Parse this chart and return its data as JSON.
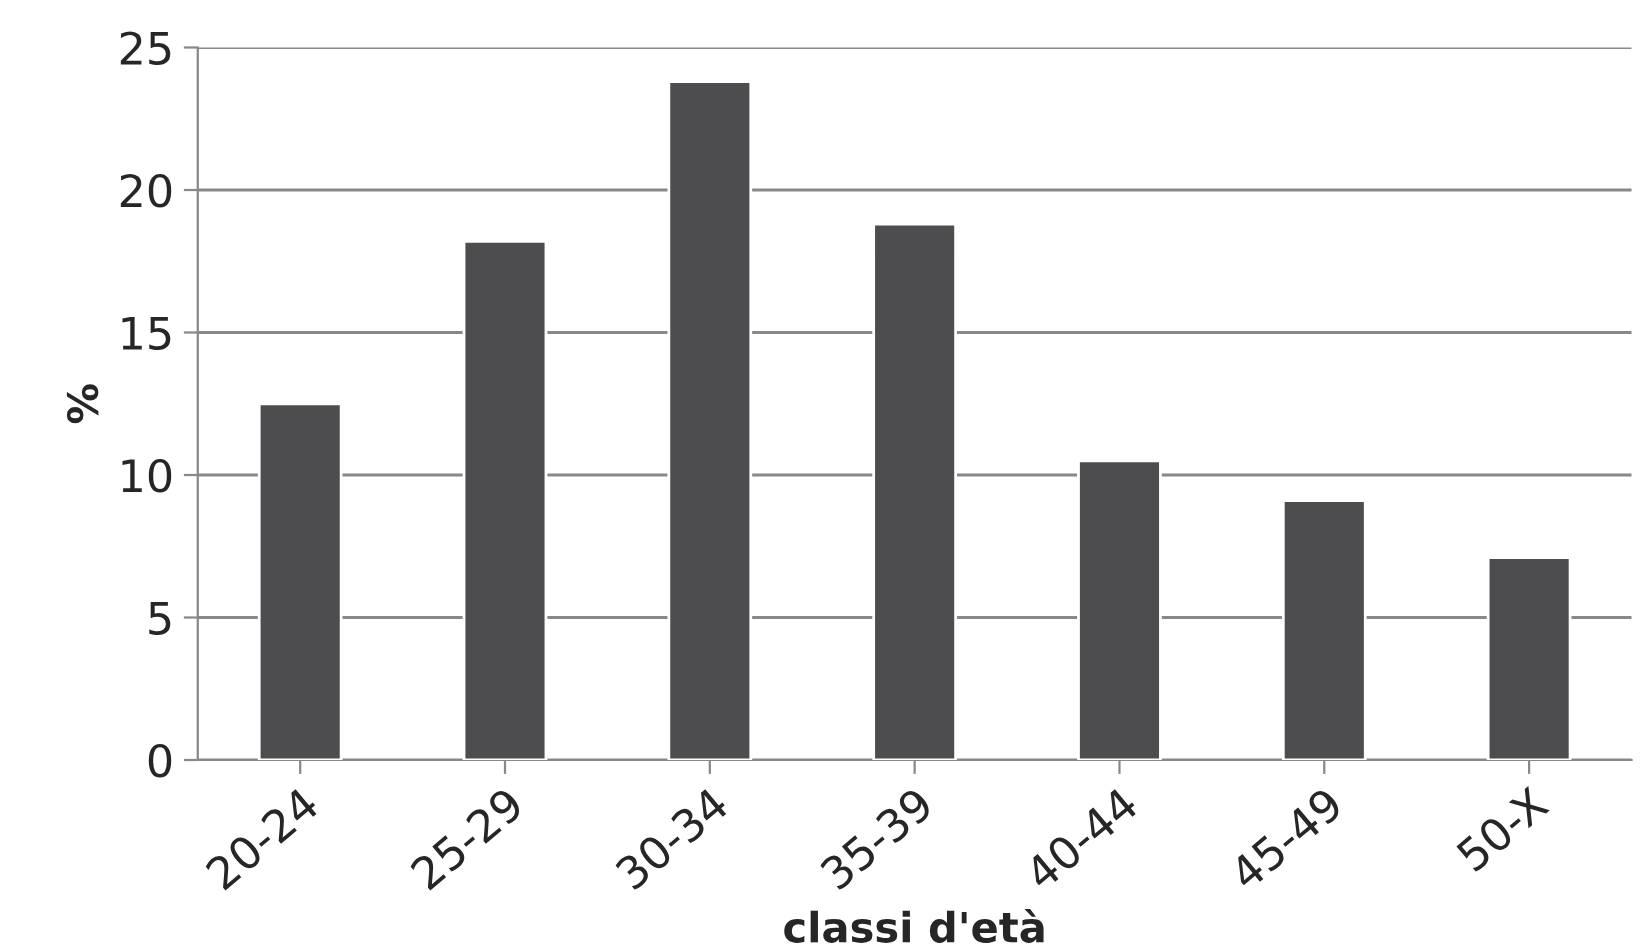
{
  "chart_data": {
    "type": "bar",
    "xlabel": "classi d'età",
    "ylabel": "%",
    "categories": [
      "20-24",
      "25-29",
      "30-34",
      "35-39",
      "40-44",
      "45-49",
      "50-X"
    ],
    "values": [
      12.5,
      18.2,
      23.8,
      18.8,
      10.5,
      9.1,
      7.1
    ],
    "color": "#4d4d4f",
    "ylim": [
      0,
      25
    ],
    "yticks": [
      0,
      5,
      10,
      15,
      20,
      25
    ],
    "grid": "y",
    "legend": false
  }
}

● ● ● ●

◆ Task objective ◆
Without the images, write out each line of the data verbatim.

◆ Response to the exercise ◆
Parse this chart and return its data as JSON.
{
  "chart_data": {
    "type": "bar",
    "xlabel": "classi d'età",
    "ylabel": "%",
    "categories": [
      "20-24",
      "25-29",
      "30-34",
      "35-39",
      "40-44",
      "45-49",
      "50-X"
    ],
    "values": [
      12.5,
      18.2,
      23.8,
      18.8,
      10.5,
      9.1,
      7.1
    ],
    "color": "#4d4d4f",
    "ylim": [
      0,
      25
    ],
    "yticks": [
      0,
      5,
      10,
      15,
      20,
      25
    ],
    "grid": "y",
    "legend": false
  }
}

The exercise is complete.